[Records that describe figures]
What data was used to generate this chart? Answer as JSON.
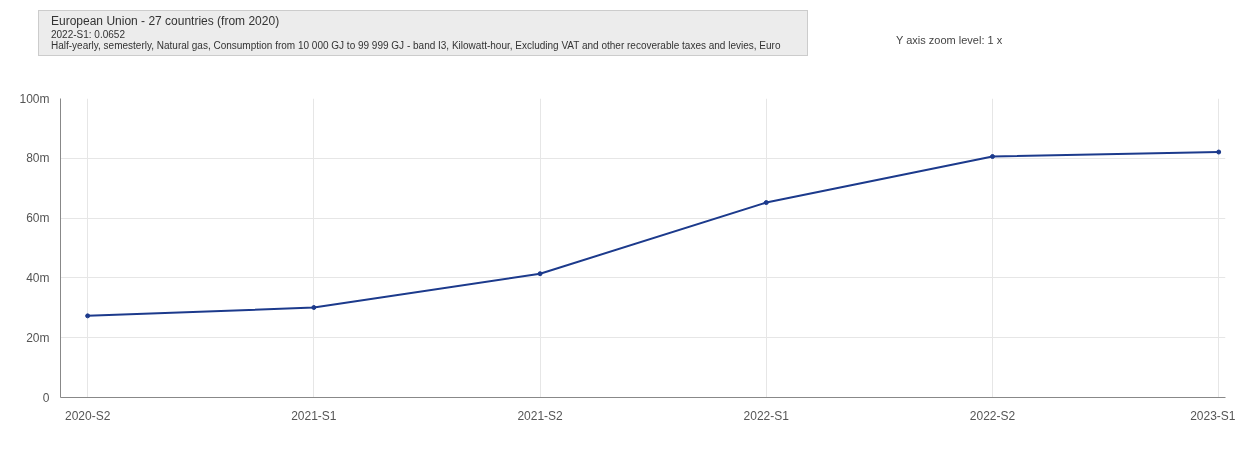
{
  "chart_data": {
    "type": "line",
    "categories": [
      "2020-S2",
      "2021-S1",
      "2021-S2",
      "2022-S1",
      "2022-S2",
      "2023-S1"
    ],
    "series": [
      {
        "color": "#1c3a8c",
        "values": [
          27.3,
          30.1,
          41.4,
          65.2,
          80.6,
          82.1
        ]
      }
    ],
    "ylim": [
      0,
      100
    ],
    "yticks": [
      0,
      {
        "value": 20,
        "label": "20m"
      },
      {
        "value": 40,
        "label": "40m"
      },
      {
        "value": 60,
        "label": "60m"
      },
      {
        "value": 80,
        "label": "80m"
      },
      {
        "value": 100,
        "label": "100m"
      }
    ],
    "annotations": [
      "European Union - 27 countries (from 2020)",
      "2022-S1: 0.0652",
      "Half-yearly, semesterly, Natural gas, Consumption from 10 000 GJ to 99 999 GJ - band I3, Kilowatt-hour, Excluding VAT and other recoverable taxes and levies, Euro",
      "Y axis zoom level: 1 x"
    ],
    "grid": true,
    "marker": "circle",
    "line_style": "solid"
  }
}
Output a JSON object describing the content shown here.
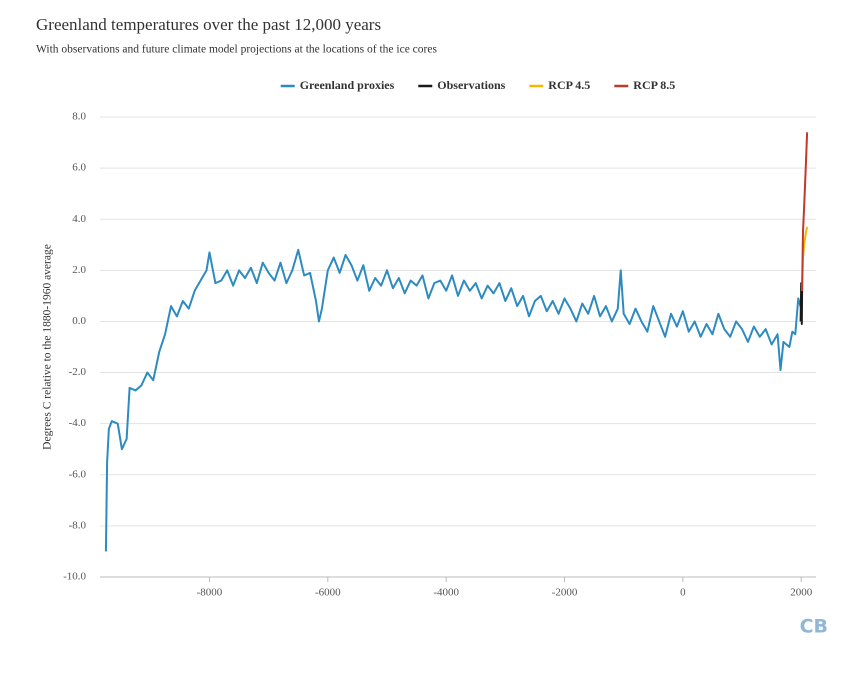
{
  "chart_data": {
    "type": "line",
    "title": "Greenland temperatures over the past 12,000 years",
    "subtitle": "With observations and future climate model projections at the locations of the ice cores",
    "y_label": "Degrees C relative to the 1880-1960 average",
    "logo": "CB",
    "xlim": [
      -9850,
      2250
    ],
    "ylim": [
      -10,
      8
    ],
    "xticks": [
      -8000,
      -6000,
      -4000,
      -2000,
      0,
      2000
    ],
    "yticks": [
      {
        "value": 8,
        "label": "8.0"
      },
      {
        "value": 6,
        "label": "6.0"
      },
      {
        "value": 4,
        "label": "4.0"
      },
      {
        "value": 2,
        "label": "2.0"
      },
      {
        "value": 0,
        "label": "0.0"
      },
      {
        "value": -2,
        "label": "-2.0"
      },
      {
        "value": -4,
        "label": "-4.0"
      },
      {
        "value": -6,
        "label": "-6.0"
      },
      {
        "value": -8,
        "label": "-8.0"
      },
      {
        "value": -10,
        "label": "-10.0"
      }
    ],
    "grid": true,
    "legend": "top",
    "series": [
      {
        "name": "Greenland proxies",
        "color": "#2e8bc0",
        "x": [
          -9750,
          -9730,
          -9700,
          -9650,
          -9550,
          -9480,
          -9400,
          -9350,
          -9250,
          -9150,
          -9050,
          -8950,
          -8850,
          -8750,
          -8650,
          -8550,
          -8450,
          -8350,
          -8250,
          -8150,
          -8050,
          -8000,
          -7900,
          -7800,
          -7700,
          -7600,
          -7500,
          -7400,
          -7300,
          -7200,
          -7100,
          -7000,
          -6900,
          -6800,
          -6700,
          -6600,
          -6500,
          -6400,
          -6300,
          -6200,
          -6150,
          -6100,
          -6000,
          -5900,
          -5800,
          -5700,
          -5600,
          -5500,
          -5400,
          -5300,
          -5200,
          -5100,
          -5000,
          -4900,
          -4800,
          -4700,
          -4600,
          -4500,
          -4400,
          -4300,
          -4200,
          -4100,
          -4000,
          -3900,
          -3800,
          -3700,
          -3600,
          -3500,
          -3400,
          -3300,
          -3200,
          -3100,
          -3000,
          -2900,
          -2800,
          -2700,
          -2600,
          -2500,
          -2400,
          -2300,
          -2200,
          -2100,
          -2000,
          -1900,
          -1800,
          -1700,
          -1600,
          -1500,
          -1400,
          -1300,
          -1200,
          -1100,
          -1050,
          -1000,
          -900,
          -800,
          -700,
          -600,
          -500,
          -400,
          -300,
          -200,
          -100,
          0,
          100,
          200,
          300,
          400,
          500,
          600,
          700,
          800,
          900,
          1000,
          1100,
          1200,
          1300,
          1400,
          1500,
          1600,
          1650,
          1700,
          1800,
          1850,
          1900,
          1950,
          2000
        ],
        "values": [
          -9.0,
          -5.5,
          -4.2,
          -3.9,
          -4.0,
          -5.0,
          -4.6,
          -2.6,
          -2.7,
          -2.5,
          -2.0,
          -2.3,
          -1.2,
          -0.5,
          0.6,
          0.2,
          0.8,
          0.5,
          1.2,
          1.6,
          2.0,
          2.7,
          1.5,
          1.6,
          2.0,
          1.4,
          2.0,
          1.7,
          2.1,
          1.5,
          2.3,
          1.9,
          1.6,
          2.3,
          1.5,
          2.0,
          2.8,
          1.8,
          1.9,
          0.8,
          0.0,
          0.5,
          2.0,
          2.5,
          1.9,
          2.6,
          2.2,
          1.6,
          2.2,
          1.2,
          1.7,
          1.4,
          2.0,
          1.3,
          1.7,
          1.1,
          1.6,
          1.4,
          1.8,
          0.9,
          1.5,
          1.6,
          1.2,
          1.8,
          1.0,
          1.6,
          1.2,
          1.5,
          0.9,
          1.4,
          1.1,
          1.5,
          0.8,
          1.3,
          0.6,
          1.0,
          0.2,
          0.8,
          1.0,
          0.4,
          0.8,
          0.3,
          0.9,
          0.5,
          0.0,
          0.7,
          0.3,
          1.0,
          0.2,
          0.6,
          0.0,
          0.5,
          2.0,
          0.3,
          -0.1,
          0.5,
          0.0,
          -0.4,
          0.6,
          0.0,
          -0.6,
          0.3,
          -0.2,
          0.4,
          -0.4,
          0.0,
          -0.6,
          -0.1,
          -0.5,
          0.3,
          -0.3,
          -0.6,
          0.0,
          -0.3,
          -0.8,
          -0.2,
          -0.6,
          -0.3,
          -0.9,
          -0.5,
          -1.9,
          -0.8,
          -1.0,
          -0.4,
          -0.5,
          0.9,
          0.5
        ]
      },
      {
        "name": "Observations",
        "color": "#1a1a1a",
        "x": [
          1990,
          2000,
          2010,
          2015
        ],
        "values": [
          0.0,
          1.5,
          -0.1,
          1.2
        ]
      },
      {
        "name": "RCP 4.5",
        "color": "#f5b800",
        "x": [
          2015,
          2030,
          2050,
          2080,
          2100
        ],
        "values": [
          1.2,
          2.5,
          3.0,
          3.5,
          3.7
        ]
      },
      {
        "name": "RCP 8.5",
        "color": "#c0392b",
        "x": [
          2015,
          2030,
          2050,
          2080,
          2100
        ],
        "values": [
          1.2,
          3.5,
          4.5,
          6.2,
          7.4
        ]
      }
    ]
  }
}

What this task involves
Note each line of the entries that has "Greenland" in it, and copy those lines.

Response to the exercise
    "title": "Greenland temperatures over the past 12,000 years",
        "name": "Greenland proxies",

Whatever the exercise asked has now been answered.